DIRECTIVE |
Quote the whole listing exactly. Leave the pictures out of your copy.

══════════

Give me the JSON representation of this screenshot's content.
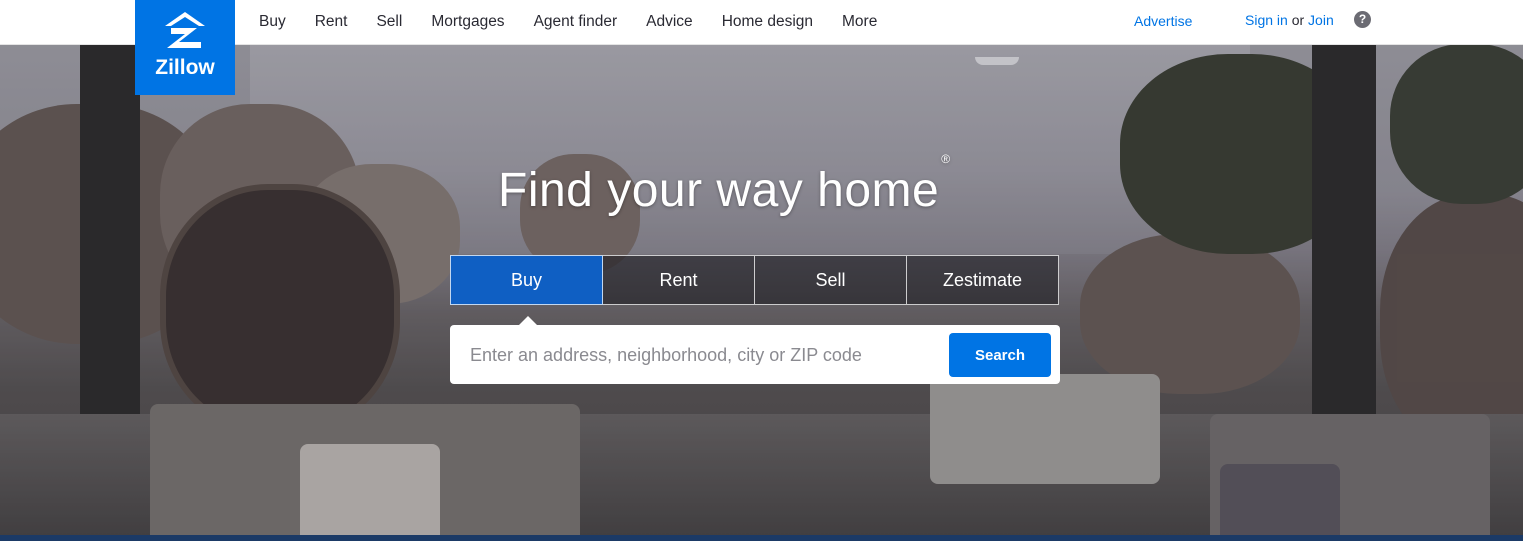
{
  "brand": {
    "name": "Zillow",
    "color": "#0074e4",
    "icon": "zillow-z-logo-icon"
  },
  "nav": {
    "items": [
      "Buy",
      "Rent",
      "Sell",
      "Mortgages",
      "Agent finder",
      "Advice",
      "Home design",
      "More"
    ]
  },
  "header_right": {
    "advertise": "Advertise",
    "sign_in": "Sign in",
    "or": "or",
    "join": "Join",
    "help": "?"
  },
  "hero": {
    "headline": "Find your way home",
    "trademark": "®",
    "tabs": [
      {
        "label": "Buy",
        "active": true
      },
      {
        "label": "Rent",
        "active": false
      },
      {
        "label": "Sell",
        "active": false
      },
      {
        "label": "Zestimate",
        "active": false
      }
    ],
    "search": {
      "placeholder": "Enter an address, neighborhood, city or ZIP code",
      "value": "",
      "button": "Search"
    }
  }
}
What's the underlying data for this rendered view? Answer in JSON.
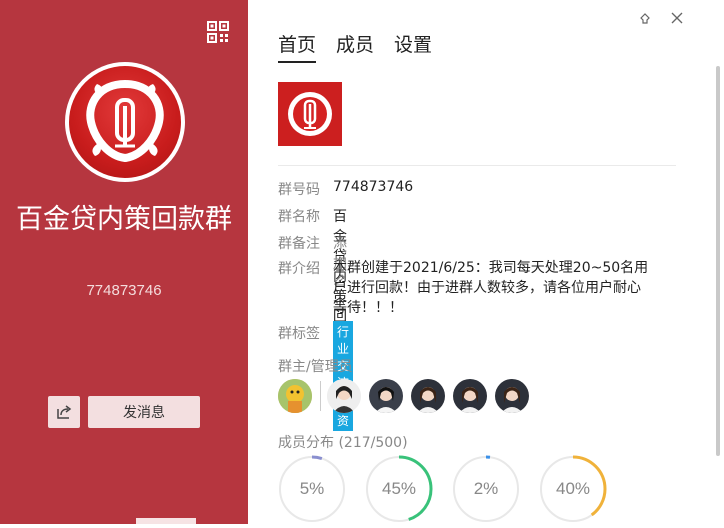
{
  "left_panel": {
    "group_name": "百金贷内策回款群",
    "group_id": "774873746",
    "send_message_label": "发消息"
  },
  "tabs": [
    {
      "label": "首页",
      "active": true
    },
    {
      "label": "成员",
      "active": false
    },
    {
      "label": "设置",
      "active": false
    }
  ],
  "info": {
    "group_number_label": "群号码",
    "group_number_value": "774873746",
    "group_name_label": "群名称",
    "group_name_value": "百金贷内策回款群",
    "group_remark_label": "群备注",
    "group_remark_value": "添加",
    "group_intro_label": "群介绍",
    "group_intro_value": "本群创建于2021/6/25：我司每天处理20~50名用户进行回款！由于进群人数较多，请各位用户耐心等待！！！",
    "group_tags_label": "群标签",
    "tags": [
      "行业交流",
      "投资"
    ]
  },
  "admins_label": "群主/管理员",
  "member_dist_label": "成员分布 (217/500)",
  "distribution": [
    {
      "pct_label": "5%",
      "value": 0.05,
      "color": "#8a8fcf"
    },
    {
      "pct_label": "45%",
      "value": 0.45,
      "color": "#39c27a"
    },
    {
      "pct_label": "2%",
      "value": 0.02,
      "color": "#3a90e8"
    },
    {
      "pct_label": "40%",
      "value": 0.4,
      "color": "#f0b23a"
    }
  ],
  "colors": {
    "left_bg": "#b6363f",
    "tag_bg": "#19a7e0"
  }
}
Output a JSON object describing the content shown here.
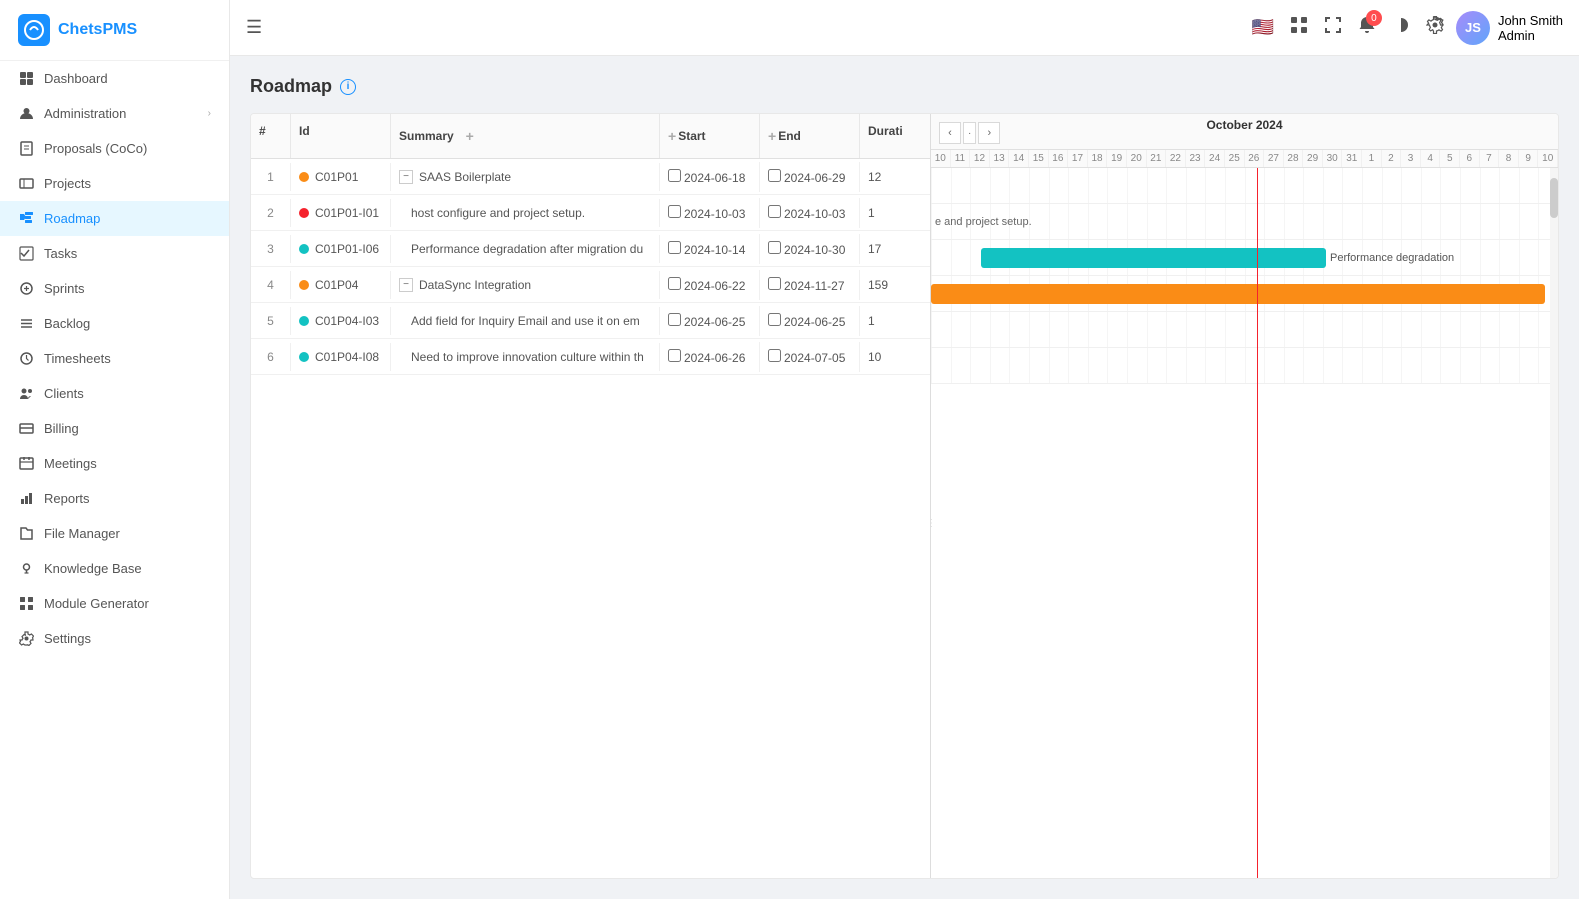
{
  "app": {
    "logo_text": "ChetsPMS",
    "logo_initial": "C"
  },
  "sidebar": {
    "items": [
      {
        "id": "dashboard",
        "label": "Dashboard",
        "icon": "dashboard"
      },
      {
        "id": "administration",
        "label": "Administration",
        "icon": "admin",
        "has_arrow": true
      },
      {
        "id": "proposals",
        "label": "Proposals (CoCo)",
        "icon": "proposals"
      },
      {
        "id": "projects",
        "label": "Projects",
        "icon": "projects"
      },
      {
        "id": "roadmap",
        "label": "Roadmap",
        "icon": "roadmap",
        "active": true
      },
      {
        "id": "tasks",
        "label": "Tasks",
        "icon": "tasks"
      },
      {
        "id": "sprints",
        "label": "Sprints",
        "icon": "sprints"
      },
      {
        "id": "backlog",
        "label": "Backlog",
        "icon": "backlog"
      },
      {
        "id": "timesheets",
        "label": "Timesheets",
        "icon": "timesheets"
      },
      {
        "id": "clients",
        "label": "Clients",
        "icon": "clients"
      },
      {
        "id": "billing",
        "label": "Billing",
        "icon": "billing"
      },
      {
        "id": "meetings",
        "label": "Meetings",
        "icon": "meetings"
      },
      {
        "id": "reports",
        "label": "Reports",
        "icon": "reports"
      },
      {
        "id": "file-manager",
        "label": "File Manager",
        "icon": "files"
      },
      {
        "id": "knowledge-base",
        "label": "Knowledge Base",
        "icon": "knowledge"
      },
      {
        "id": "module-generator",
        "label": "Module Generator",
        "icon": "module"
      },
      {
        "id": "settings",
        "label": "Settings",
        "icon": "settings"
      }
    ]
  },
  "topbar": {
    "hamburger_label": "☰",
    "notification_count": "0",
    "user": {
      "name": "John Smith",
      "role": "Admin",
      "initials": "JS"
    }
  },
  "page": {
    "title": "Roadmap"
  },
  "table": {
    "columns": [
      "#",
      "Id",
      "Summary",
      "",
      "Start",
      "End",
      "Durati"
    ],
    "rows": [
      {
        "num": "1",
        "id": "C01P01",
        "id_dot": "orange",
        "summary": "SAAS Boilerplate",
        "collapsible": true,
        "start": "2024-06-18",
        "end": "2024-06-29",
        "duration": "12"
      },
      {
        "num": "2",
        "id": "C01P01-I01",
        "id_dot": "red",
        "summary": "host configure and project setup.",
        "collapsible": false,
        "indent": true,
        "start": "2024-10-03",
        "end": "2024-10-03",
        "duration": "1"
      },
      {
        "num": "3",
        "id": "C01P01-I06",
        "id_dot": "cyan",
        "summary": "Performance degradation after migration du",
        "collapsible": false,
        "indent": true,
        "start": "2024-10-14",
        "end": "2024-10-30",
        "duration": "17"
      },
      {
        "num": "4",
        "id": "C01P04",
        "id_dot": "orange",
        "summary": "DataSync Integration",
        "collapsible": true,
        "start": "2024-06-22",
        "end": "2024-11-27",
        "duration": "159"
      },
      {
        "num": "5",
        "id": "C01P04-I03",
        "id_dot": "cyan",
        "summary": "Add field for Inquiry Email and use it on em",
        "collapsible": false,
        "indent": true,
        "start": "2024-06-25",
        "end": "2024-06-25",
        "duration": "1"
      },
      {
        "num": "6",
        "id": "C01P04-I08",
        "id_dot": "cyan",
        "summary": "Need to improve innovation culture within th",
        "collapsible": false,
        "indent": true,
        "start": "2024-06-26",
        "end": "2024-07-05",
        "duration": "10"
      }
    ]
  },
  "gantt": {
    "month_label": "October 2024",
    "days": [
      "10",
      "11",
      "12",
      "13",
      "14",
      "15",
      "16",
      "17",
      "18",
      "19",
      "20",
      "21",
      "22",
      "23",
      "24",
      "25",
      "26",
      "27",
      "28",
      "29",
      "30",
      "31",
      "1",
      "2",
      "3",
      "4",
      "5",
      "6",
      "7",
      "8",
      "9",
      "10"
    ],
    "bars": [
      {
        "row": 2,
        "label": "Performance degradation",
        "color": "cyan",
        "left_pct": 8,
        "width_pct": 55
      },
      {
        "row": 3,
        "label": "",
        "color": "orange",
        "left_pct": 0,
        "width_pct": 100
      }
    ],
    "row_labels": [
      {
        "row": 1,
        "text": "e and project setup."
      }
    ]
  }
}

══════════

WRITTEN ANSWER |
Give me the JSON representation of this screenshot's content.
{
  "brand": {
    "name": "Zillow",
    "color": "#0074e4",
    "icon": "zillow-z-logo-icon"
  },
  "nav": {
    "items": [
      "Buy",
      "Rent",
      "Sell",
      "Mortgages",
      "Agent finder",
      "Advice",
      "Home design",
      "More"
    ]
  },
  "header_right": {
    "advertise": "Advertise",
    "sign_in": "Sign in",
    "or": "or",
    "join": "Join",
    "help": "?"
  },
  "hero": {
    "headline": "Find your way home",
    "trademark": "®",
    "tabs": [
      {
        "label": "Buy",
        "active": true
      },
      {
        "label": "Rent",
        "active": false
      },
      {
        "label": "Sell",
        "active": false
      },
      {
        "label": "Zestimate",
        "active": false
      }
    ],
    "search": {
      "placeholder": "Enter an address, neighborhood, city or ZIP code",
      "value": "",
      "button": "Search"
    }
  }
}
What's the underlying data for this rendered view? Answer in JSON.
{
  "left_panel": {
    "group_name": "百金贷内策回款群",
    "group_id": "774873746",
    "send_message_label": "发消息"
  },
  "tabs": [
    {
      "label": "首页",
      "active": true
    },
    {
      "label": "成员",
      "active": false
    },
    {
      "label": "设置",
      "active": false
    }
  ],
  "info": {
    "group_number_label": "群号码",
    "group_number_value": "774873746",
    "group_name_label": "群名称",
    "group_name_value": "百金贷内策回款群",
    "group_remark_label": "群备注",
    "group_remark_value": "添加",
    "group_intro_label": "群介绍",
    "group_intro_value": "本群创建于2021/6/25：我司每天处理20~50名用户进行回款！由于进群人数较多，请各位用户耐心等待！！！",
    "group_tags_label": "群标签",
    "tags": [
      "行业交流",
      "投资"
    ]
  },
  "admins_label": "群主/管理员",
  "member_dist_label": "成员分布 (217/500)",
  "distribution": [
    {
      "pct_label": "5%",
      "value": 0.05,
      "color": "#8a8fcf"
    },
    {
      "pct_label": "45%",
      "value": 0.45,
      "color": "#39c27a"
    },
    {
      "pct_label": "2%",
      "value": 0.02,
      "color": "#3a90e8"
    },
    {
      "pct_label": "40%",
      "value": 0.4,
      "color": "#f0b23a"
    }
  ],
  "colors": {
    "left_bg": "#b6363f",
    "tag_bg": "#19a7e0"
  }
}
Output a JSON object describing the content shown here.
{
  "app": {
    "logo_text": "ChetsPMS",
    "logo_initial": "C"
  },
  "sidebar": {
    "items": [
      {
        "id": "dashboard",
        "label": "Dashboard",
        "icon": "dashboard"
      },
      {
        "id": "administration",
        "label": "Administration",
        "icon": "admin",
        "has_arrow": true
      },
      {
        "id": "proposals",
        "label": "Proposals (CoCo)",
        "icon": "proposals"
      },
      {
        "id": "projects",
        "label": "Projects",
        "icon": "projects"
      },
      {
        "id": "roadmap",
        "label": "Roadmap",
        "icon": "roadmap",
        "active": true
      },
      {
        "id": "tasks",
        "label": "Tasks",
        "icon": "tasks"
      },
      {
        "id": "sprints",
        "label": "Sprints",
        "icon": "sprints"
      },
      {
        "id": "backlog",
        "label": "Backlog",
        "icon": "backlog"
      },
      {
        "id": "timesheets",
        "label": "Timesheets",
        "icon": "timesheets"
      },
      {
        "id": "clients",
        "label": "Clients",
        "icon": "clients"
      },
      {
        "id": "billing",
        "label": "Billing",
        "icon": "billing"
      },
      {
        "id": "meetings",
        "label": "Meetings",
        "icon": "meetings"
      },
      {
        "id": "reports",
        "label": "Reports",
        "icon": "reports"
      },
      {
        "id": "file-manager",
        "label": "File Manager",
        "icon": "files"
      },
      {
        "id": "knowledge-base",
        "label": "Knowledge Base",
        "icon": "knowledge"
      },
      {
        "id": "module-generator",
        "label": "Module Generator",
        "icon": "module"
      },
      {
        "id": "settings",
        "label": "Settings",
        "icon": "settings"
      }
    ]
  },
  "topbar": {
    "hamburger_label": "☰",
    "notification_count": "0",
    "user": {
      "name": "John Smith",
      "role": "Admin",
      "initials": "JS"
    }
  },
  "page": {
    "title": "Roadmap"
  },
  "table": {
    "columns": [
      "#",
      "Id",
      "Summary",
      "",
      "Start",
      "End",
      "Durati"
    ],
    "rows": [
      {
        "num": "1",
        "id": "C01P01",
        "id_dot": "orange",
        "summary": "SAAS Boilerplate",
        "collapsible": true,
        "start": "2024-06-18",
        "end": "2024-06-29",
        "duration": "12"
      },
      {
        "num": "2",
        "id": "C01P01-I01",
        "id_dot": "red",
        "summary": "host configure and project setup.",
        "collapsible": false,
        "indent": true,
        "start": "2024-10-03",
        "end": "2024-10-03",
        "duration": "1"
      },
      {
        "num": "3",
        "id": "C01P01-I06",
        "id_dot": "cyan",
        "summary": "Performance degradation after migration du",
        "collapsible": false,
        "indent": true,
        "start": "2024-10-14",
        "end": "2024-10-30",
        "duration": "17"
      },
      {
        "num": "4",
        "id": "C01P04",
        "id_dot": "orange",
        "summary": "DataSync Integration",
        "collapsible": true,
        "start": "2024-06-22",
        "end": "2024-11-27",
        "duration": "159"
      },
      {
        "num": "5",
        "id": "C01P04-I03",
        "id_dot": "cyan",
        "summary": "Add field for Inquiry Email and use it on em",
        "collapsible": false,
        "indent": true,
        "start": "2024-06-25",
        "end": "2024-06-25",
        "duration": "1"
      },
      {
        "num": "6",
        "id": "C01P04-I08",
        "id_dot": "cyan",
        "summary": "Need to improve innovation culture within th",
        "collapsible": false,
        "indent": true,
        "start": "2024-06-26",
        "end": "2024-07-05",
        "duration": "10"
      }
    ]
  },
  "gantt": {
    "month_label": "October 2024",
    "days": [
      "10",
      "11",
      "12",
      "13",
      "14",
      "15",
      "16",
      "17",
      "18",
      "19",
      "20",
      "21",
      "22",
      "23",
      "24",
      "25",
      "26",
      "27",
      "28",
      "29",
      "30",
      "31",
      "1",
      "2",
      "3",
      "4",
      "5",
      "6",
      "7",
      "8",
      "9",
      "10"
    ],
    "bars": [
      {
        "row": 2,
        "label": "Performance degradation",
        "color": "cyan",
        "left_pct": 8,
        "width_pct": 55
      },
      {
        "row": 3,
        "label": "",
        "color": "orange",
        "left_pct": 0,
        "width_pct": 100
      }
    ],
    "row_labels": [
      {
        "row": 1,
        "text": "e and project setup."
      }
    ]
  }
}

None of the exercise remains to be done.